RECORDS TO USE
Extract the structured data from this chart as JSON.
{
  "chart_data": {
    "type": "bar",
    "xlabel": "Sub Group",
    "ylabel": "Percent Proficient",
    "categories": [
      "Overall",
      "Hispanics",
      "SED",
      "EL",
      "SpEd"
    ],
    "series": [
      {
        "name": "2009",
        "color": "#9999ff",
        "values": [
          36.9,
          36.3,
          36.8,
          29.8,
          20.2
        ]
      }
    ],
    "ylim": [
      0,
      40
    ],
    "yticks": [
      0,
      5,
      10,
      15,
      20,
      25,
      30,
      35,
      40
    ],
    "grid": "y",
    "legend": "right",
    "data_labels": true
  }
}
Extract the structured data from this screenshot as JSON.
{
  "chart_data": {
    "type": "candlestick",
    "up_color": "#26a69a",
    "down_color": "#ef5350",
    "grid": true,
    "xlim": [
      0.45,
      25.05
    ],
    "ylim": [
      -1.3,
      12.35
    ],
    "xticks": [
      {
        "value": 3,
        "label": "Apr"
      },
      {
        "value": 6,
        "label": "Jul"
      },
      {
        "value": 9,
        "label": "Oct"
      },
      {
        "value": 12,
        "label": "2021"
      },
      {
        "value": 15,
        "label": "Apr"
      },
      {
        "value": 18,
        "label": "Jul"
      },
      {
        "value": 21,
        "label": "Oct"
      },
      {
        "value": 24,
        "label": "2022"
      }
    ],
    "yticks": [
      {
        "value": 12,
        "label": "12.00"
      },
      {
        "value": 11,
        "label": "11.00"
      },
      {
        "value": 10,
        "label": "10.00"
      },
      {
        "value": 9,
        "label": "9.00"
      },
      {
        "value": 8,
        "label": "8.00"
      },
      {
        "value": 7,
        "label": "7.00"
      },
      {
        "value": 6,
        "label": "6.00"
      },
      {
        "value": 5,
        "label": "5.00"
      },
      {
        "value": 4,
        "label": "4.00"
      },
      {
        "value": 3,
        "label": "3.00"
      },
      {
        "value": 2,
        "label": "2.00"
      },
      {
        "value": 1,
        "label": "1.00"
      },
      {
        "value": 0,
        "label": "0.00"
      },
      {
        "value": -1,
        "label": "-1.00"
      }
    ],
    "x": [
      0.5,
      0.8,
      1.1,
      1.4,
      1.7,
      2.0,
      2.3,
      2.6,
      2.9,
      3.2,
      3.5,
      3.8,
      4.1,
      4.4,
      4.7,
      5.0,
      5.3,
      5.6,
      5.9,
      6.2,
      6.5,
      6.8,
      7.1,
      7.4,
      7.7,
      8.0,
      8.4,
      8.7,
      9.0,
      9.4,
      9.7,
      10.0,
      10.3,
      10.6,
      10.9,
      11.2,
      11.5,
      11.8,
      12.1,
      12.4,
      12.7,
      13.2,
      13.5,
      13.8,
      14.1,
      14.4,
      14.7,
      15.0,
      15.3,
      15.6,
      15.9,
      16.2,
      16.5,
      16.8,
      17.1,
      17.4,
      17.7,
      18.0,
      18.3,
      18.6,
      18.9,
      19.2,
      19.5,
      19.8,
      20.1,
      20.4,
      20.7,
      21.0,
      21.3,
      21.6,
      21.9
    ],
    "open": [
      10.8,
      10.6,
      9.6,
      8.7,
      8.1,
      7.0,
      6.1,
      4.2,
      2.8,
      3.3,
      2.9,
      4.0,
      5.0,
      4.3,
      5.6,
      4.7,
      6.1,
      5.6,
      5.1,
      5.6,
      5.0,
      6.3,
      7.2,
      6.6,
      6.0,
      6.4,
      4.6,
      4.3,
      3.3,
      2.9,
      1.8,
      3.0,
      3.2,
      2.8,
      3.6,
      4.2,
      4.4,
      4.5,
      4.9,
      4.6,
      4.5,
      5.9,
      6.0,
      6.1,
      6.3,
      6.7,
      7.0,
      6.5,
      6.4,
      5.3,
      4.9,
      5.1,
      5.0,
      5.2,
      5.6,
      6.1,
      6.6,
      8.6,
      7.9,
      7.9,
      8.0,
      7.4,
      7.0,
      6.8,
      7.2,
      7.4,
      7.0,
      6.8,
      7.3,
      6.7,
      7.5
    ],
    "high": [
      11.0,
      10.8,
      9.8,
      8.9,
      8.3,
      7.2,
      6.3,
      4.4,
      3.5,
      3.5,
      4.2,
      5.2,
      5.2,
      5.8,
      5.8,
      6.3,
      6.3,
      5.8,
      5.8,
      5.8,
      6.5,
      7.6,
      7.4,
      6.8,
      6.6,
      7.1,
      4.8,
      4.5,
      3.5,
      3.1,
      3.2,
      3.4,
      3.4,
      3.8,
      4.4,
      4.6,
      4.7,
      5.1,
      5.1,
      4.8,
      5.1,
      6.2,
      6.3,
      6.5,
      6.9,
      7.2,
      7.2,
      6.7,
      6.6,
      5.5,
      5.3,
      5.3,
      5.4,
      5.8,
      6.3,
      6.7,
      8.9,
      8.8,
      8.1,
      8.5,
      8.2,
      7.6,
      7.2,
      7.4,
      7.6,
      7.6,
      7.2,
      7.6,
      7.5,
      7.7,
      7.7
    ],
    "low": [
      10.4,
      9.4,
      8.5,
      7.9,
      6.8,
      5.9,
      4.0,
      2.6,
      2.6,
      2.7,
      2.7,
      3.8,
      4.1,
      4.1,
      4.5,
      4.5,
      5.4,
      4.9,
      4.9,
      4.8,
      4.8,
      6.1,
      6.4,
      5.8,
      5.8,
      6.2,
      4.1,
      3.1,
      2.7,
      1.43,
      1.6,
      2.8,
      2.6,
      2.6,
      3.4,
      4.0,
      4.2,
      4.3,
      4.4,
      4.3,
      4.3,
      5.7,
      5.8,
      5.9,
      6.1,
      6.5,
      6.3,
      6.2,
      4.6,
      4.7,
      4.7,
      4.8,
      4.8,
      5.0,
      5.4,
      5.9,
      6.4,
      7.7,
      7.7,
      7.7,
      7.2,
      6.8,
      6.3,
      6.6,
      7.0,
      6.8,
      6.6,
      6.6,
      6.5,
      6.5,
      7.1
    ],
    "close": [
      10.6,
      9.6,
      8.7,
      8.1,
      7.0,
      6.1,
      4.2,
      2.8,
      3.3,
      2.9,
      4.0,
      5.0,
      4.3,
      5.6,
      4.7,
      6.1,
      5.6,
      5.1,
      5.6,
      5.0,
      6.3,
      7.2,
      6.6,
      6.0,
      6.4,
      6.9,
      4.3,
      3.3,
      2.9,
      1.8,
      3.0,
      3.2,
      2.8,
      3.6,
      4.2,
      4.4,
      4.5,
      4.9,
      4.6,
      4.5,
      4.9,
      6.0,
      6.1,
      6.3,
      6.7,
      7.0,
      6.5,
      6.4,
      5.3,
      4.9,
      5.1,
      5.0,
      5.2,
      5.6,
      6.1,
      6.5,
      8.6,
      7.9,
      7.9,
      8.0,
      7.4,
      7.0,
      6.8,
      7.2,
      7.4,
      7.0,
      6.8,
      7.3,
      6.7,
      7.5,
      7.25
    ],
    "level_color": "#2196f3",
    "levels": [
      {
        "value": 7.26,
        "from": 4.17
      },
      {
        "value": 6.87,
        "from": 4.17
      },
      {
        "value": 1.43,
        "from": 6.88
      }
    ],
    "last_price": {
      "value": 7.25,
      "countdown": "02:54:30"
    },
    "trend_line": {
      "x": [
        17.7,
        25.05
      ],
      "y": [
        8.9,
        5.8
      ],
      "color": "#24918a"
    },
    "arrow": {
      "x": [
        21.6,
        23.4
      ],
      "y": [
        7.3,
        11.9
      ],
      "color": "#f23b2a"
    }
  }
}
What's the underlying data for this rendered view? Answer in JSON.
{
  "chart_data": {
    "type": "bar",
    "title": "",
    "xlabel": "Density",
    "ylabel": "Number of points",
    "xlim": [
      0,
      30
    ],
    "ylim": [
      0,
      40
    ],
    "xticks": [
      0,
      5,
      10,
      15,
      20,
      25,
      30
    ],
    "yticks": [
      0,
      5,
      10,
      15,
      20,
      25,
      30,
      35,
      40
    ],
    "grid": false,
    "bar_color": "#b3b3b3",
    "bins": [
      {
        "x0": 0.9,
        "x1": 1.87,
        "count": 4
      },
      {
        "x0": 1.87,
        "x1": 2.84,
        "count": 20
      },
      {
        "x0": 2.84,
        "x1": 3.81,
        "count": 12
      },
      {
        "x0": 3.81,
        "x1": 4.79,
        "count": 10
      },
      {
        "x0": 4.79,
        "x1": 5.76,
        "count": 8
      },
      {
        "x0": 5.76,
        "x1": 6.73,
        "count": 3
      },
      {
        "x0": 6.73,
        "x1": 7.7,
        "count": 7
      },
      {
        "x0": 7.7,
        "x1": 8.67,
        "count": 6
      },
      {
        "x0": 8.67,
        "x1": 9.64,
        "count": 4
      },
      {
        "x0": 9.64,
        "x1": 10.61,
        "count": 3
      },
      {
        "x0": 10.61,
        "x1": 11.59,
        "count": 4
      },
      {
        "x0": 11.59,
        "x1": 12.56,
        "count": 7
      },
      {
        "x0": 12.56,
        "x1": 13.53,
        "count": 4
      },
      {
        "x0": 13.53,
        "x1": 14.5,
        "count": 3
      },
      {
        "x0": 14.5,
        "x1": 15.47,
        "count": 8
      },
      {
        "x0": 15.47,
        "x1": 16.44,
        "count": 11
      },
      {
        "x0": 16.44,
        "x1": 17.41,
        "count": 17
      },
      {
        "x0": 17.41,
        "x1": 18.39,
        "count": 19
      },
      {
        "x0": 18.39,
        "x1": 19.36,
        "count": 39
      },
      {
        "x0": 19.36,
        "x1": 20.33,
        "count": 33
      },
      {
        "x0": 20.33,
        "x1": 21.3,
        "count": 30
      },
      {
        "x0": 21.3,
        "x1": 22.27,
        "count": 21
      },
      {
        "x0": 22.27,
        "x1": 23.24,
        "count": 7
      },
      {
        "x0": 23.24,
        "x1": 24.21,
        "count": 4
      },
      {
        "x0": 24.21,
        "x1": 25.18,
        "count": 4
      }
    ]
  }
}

SET PROBLEM
Copy the lines from the entries above in which the word "Extract" appears.

RIGHT ANSWER
Extract the structured data from this chart as JSON.
Extract the structured data from this screenshot as JSON.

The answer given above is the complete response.